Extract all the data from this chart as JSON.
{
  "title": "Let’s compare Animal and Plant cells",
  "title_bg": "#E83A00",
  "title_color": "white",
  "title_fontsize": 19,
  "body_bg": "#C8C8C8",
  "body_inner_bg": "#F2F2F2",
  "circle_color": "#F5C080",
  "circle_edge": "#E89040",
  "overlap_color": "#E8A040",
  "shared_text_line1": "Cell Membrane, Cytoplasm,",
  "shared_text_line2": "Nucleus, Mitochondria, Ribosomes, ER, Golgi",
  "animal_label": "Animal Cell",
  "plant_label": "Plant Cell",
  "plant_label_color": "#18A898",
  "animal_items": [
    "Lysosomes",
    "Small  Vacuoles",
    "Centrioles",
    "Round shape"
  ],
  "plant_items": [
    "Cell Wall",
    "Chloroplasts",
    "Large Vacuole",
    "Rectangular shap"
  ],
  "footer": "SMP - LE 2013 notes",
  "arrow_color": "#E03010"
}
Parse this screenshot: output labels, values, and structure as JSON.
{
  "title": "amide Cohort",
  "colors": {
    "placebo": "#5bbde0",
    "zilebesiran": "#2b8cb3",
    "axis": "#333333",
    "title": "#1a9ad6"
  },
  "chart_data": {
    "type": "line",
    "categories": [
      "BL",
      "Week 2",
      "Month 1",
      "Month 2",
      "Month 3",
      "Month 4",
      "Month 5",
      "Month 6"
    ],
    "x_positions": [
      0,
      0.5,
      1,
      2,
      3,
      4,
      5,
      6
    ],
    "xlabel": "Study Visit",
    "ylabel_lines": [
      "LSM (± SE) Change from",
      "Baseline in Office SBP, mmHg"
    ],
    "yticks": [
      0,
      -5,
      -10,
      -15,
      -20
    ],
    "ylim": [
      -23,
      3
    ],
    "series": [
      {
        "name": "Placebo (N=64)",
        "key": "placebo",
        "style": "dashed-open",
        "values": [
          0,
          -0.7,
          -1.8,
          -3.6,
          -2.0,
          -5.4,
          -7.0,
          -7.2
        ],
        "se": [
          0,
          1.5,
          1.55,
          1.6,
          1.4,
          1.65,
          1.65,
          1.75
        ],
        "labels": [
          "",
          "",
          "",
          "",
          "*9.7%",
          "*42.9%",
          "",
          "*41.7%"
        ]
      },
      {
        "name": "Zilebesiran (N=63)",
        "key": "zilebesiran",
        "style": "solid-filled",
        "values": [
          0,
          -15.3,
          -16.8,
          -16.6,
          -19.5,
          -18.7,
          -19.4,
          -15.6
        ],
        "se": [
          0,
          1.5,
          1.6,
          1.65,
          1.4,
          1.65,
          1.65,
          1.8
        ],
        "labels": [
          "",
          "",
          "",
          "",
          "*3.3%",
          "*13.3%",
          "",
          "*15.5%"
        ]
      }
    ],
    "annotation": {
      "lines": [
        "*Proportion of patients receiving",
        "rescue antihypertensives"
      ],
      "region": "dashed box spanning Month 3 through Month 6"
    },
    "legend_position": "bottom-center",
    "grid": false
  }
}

····················

* Exercise
All entries must be repeated verbatim.

* Result
Extract all the data from this chart as JSON.
{
  "title": "Let’s compare Animal and Plant cells",
  "title_bg": "#E83A00",
  "title_color": "white",
  "title_fontsize": 19,
  "body_bg": "#C8C8C8",
  "body_inner_bg": "#F2F2F2",
  "circle_color": "#F5C080",
  "circle_edge": "#E89040",
  "overlap_color": "#E8A040",
  "shared_text_line1": "Cell Membrane, Cytoplasm,",
  "shared_text_line2": "Nucleus, Mitochondria, Ribosomes, ER, Golgi",
  "animal_label": "Animal Cell",
  "plant_label": "Plant Cell",
  "plant_label_color": "#18A898",
  "animal_items": [
    "Lysosomes",
    "Small  Vacuoles",
    "Centrioles",
    "Round shape"
  ],
  "plant_items": [
    "Cell Wall",
    "Chloroplasts",
    "Large Vacuole",
    "Rectangular shap"
  ],
  "footer": "SMP - LE 2013 notes",
  "arrow_color": "#E03010"
}
Parse this screenshot: output labels, values, and structure as JSON.
{
  "title": "amide Cohort",
  "colors": {
    "placebo": "#5bbde0",
    "zilebesiran": "#2b8cb3",
    "axis": "#333333",
    "title": "#1a9ad6"
  },
  "chart_data": {
    "type": "line",
    "categories": [
      "BL",
      "Week 2",
      "Month 1",
      "Month 2",
      "Month 3",
      "Month 4",
      "Month 5",
      "Month 6"
    ],
    "x_positions": [
      0,
      0.5,
      1,
      2,
      3,
      4,
      5,
      6
    ],
    "xlabel": "Study Visit",
    "ylabel_lines": [
      "LSM (± SE) Change from",
      "Baseline in Office SBP, mmHg"
    ],
    "yticks": [
      0,
      -5,
      -10,
      -15,
      -20
    ],
    "ylim": [
      -23,
      3
    ],
    "series": [
      {
        "name": "Placebo (N=64)",
        "key": "placebo",
        "style": "dashed-open",
        "values": [
          0,
          -0.7,
          -1.8,
          -3.6,
          -2.0,
          -5.4,
          -7.0,
          -7.2
        ],
        "se": [
          0,
          1.5,
          1.55,
          1.6,
          1.4,
          1.65,
          1.65,
          1.75
        ],
        "labels": [
          "",
          "",
          "",
          "",
          "*9.7%",
          "*42.9%",
          "",
          "*41.7%"
        ]
      },
      {
        "name": "Zilebesiran (N=63)",
        "key": "zilebesiran",
        "style": "solid-filled",
        "values": [
          0,
          -15.3,
          -16.8,
          -16.6,
          -19.5,
          -18.7,
          -19.4,
          -15.6
        ],
        "se": [
          0,
          1.5,
          1.6,
          1.65,
          1.4,
          1.65,
          1.65,
          1.8
        ],
        "labels": [
          "",
          "",
          "",
          "",
          "*3.3%",
          "*13.3%",
          "",
          "*15.5%"
        ]
      }
    ],
    "annotation": {
      "lines": [
        "*Proportion of patients receiving",
        "rescue antihypertensives"
      ],
      "region": "dashed box spanning Month 3 through Month 6"
    },
    "legend_position": "bottom-center",
    "grid": false
  }
}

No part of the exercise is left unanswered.